Request =
Filter the entries below, keeping every line that has the word "memperhatikan".

--- begin Recorded data ---

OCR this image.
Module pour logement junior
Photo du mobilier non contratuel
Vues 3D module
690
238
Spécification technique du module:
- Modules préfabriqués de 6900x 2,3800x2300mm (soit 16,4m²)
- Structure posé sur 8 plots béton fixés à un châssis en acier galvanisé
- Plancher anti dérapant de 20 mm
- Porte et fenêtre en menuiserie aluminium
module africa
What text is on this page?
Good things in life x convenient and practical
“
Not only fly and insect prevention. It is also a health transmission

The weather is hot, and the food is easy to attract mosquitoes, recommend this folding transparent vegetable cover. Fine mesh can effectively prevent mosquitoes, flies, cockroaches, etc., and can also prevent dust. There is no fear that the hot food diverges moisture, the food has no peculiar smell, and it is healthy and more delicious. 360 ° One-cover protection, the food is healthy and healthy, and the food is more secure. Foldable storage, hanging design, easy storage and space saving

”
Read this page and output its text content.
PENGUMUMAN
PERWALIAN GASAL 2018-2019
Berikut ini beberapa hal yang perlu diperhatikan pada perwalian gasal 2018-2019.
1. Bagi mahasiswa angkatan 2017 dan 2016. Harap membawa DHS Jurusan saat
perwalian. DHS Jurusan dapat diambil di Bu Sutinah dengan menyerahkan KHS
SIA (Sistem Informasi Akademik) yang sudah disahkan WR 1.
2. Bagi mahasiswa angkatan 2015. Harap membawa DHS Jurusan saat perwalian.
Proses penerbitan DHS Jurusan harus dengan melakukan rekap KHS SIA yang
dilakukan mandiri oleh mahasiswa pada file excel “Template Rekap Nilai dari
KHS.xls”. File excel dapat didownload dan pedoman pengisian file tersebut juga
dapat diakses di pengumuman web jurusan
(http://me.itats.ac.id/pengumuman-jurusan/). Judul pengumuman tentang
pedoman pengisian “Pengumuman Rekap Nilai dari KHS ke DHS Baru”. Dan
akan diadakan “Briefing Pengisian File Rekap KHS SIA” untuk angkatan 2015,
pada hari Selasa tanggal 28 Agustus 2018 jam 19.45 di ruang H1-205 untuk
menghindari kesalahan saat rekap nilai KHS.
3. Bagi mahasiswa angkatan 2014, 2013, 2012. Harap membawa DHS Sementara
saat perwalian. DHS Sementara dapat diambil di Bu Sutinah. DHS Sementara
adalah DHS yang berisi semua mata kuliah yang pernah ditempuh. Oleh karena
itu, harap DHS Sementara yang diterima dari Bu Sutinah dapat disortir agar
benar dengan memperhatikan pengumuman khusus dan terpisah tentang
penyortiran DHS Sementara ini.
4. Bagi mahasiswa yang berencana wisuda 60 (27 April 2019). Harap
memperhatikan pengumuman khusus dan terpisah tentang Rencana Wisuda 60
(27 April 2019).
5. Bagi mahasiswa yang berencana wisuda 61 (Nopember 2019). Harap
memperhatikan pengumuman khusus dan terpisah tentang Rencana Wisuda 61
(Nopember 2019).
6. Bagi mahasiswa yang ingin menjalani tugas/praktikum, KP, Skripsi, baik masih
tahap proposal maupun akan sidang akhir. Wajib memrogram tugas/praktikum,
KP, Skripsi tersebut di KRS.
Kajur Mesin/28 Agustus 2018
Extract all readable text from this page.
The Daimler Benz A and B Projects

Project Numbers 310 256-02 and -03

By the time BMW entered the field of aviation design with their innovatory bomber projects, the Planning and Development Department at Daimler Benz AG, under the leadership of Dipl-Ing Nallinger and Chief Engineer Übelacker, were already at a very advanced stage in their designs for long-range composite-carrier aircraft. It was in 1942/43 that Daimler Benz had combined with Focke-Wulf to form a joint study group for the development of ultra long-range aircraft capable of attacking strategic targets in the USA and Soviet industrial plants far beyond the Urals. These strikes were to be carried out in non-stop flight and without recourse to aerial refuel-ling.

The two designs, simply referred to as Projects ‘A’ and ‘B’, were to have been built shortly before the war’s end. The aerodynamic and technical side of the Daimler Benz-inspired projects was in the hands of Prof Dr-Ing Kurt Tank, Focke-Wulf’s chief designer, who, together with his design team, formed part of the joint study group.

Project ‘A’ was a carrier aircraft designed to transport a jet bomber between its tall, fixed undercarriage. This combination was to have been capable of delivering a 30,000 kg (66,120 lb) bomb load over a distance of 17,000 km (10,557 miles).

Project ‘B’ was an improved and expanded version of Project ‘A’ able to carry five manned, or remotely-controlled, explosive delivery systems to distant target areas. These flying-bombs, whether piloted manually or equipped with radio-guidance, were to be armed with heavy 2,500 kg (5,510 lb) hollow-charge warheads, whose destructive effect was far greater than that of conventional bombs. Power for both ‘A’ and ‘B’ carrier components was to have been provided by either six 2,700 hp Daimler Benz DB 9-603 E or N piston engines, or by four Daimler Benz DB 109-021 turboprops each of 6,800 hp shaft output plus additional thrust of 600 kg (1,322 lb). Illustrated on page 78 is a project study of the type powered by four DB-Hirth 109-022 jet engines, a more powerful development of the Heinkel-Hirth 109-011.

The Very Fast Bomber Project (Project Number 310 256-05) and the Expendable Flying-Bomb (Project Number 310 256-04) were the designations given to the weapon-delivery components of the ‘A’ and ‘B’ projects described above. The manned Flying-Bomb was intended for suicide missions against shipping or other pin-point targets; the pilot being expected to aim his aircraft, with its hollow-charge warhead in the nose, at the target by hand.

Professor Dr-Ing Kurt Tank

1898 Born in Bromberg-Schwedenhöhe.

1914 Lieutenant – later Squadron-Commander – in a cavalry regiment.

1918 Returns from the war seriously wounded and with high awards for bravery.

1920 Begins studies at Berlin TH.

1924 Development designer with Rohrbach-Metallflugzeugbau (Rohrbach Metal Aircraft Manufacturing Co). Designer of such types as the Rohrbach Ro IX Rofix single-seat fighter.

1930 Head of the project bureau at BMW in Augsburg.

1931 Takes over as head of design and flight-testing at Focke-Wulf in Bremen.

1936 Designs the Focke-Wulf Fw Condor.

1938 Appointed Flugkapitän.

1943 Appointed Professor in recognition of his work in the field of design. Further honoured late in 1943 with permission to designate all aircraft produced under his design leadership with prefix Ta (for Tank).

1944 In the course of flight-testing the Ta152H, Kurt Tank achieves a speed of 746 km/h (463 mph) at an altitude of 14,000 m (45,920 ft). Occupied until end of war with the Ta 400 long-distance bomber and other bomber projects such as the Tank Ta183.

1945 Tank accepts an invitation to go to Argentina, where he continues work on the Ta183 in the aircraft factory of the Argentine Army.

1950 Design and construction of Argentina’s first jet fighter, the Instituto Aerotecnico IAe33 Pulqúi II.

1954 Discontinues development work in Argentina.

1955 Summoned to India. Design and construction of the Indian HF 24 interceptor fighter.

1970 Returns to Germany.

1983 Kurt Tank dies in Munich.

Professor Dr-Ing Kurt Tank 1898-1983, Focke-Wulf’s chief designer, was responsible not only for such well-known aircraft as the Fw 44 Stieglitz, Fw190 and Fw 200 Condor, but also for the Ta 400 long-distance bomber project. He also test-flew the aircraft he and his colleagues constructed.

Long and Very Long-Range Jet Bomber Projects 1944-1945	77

--- end Recorded data ---

Full solution =
benar dengan memperhatikan pengumuman khusus dan terpisah tentang
memperhatikan pengumuman khusus dan terpisah tentang Rencana Wisuda 60
memperhatikan pengumuman khusus dan terpisah tentang Rencana Wisuda 61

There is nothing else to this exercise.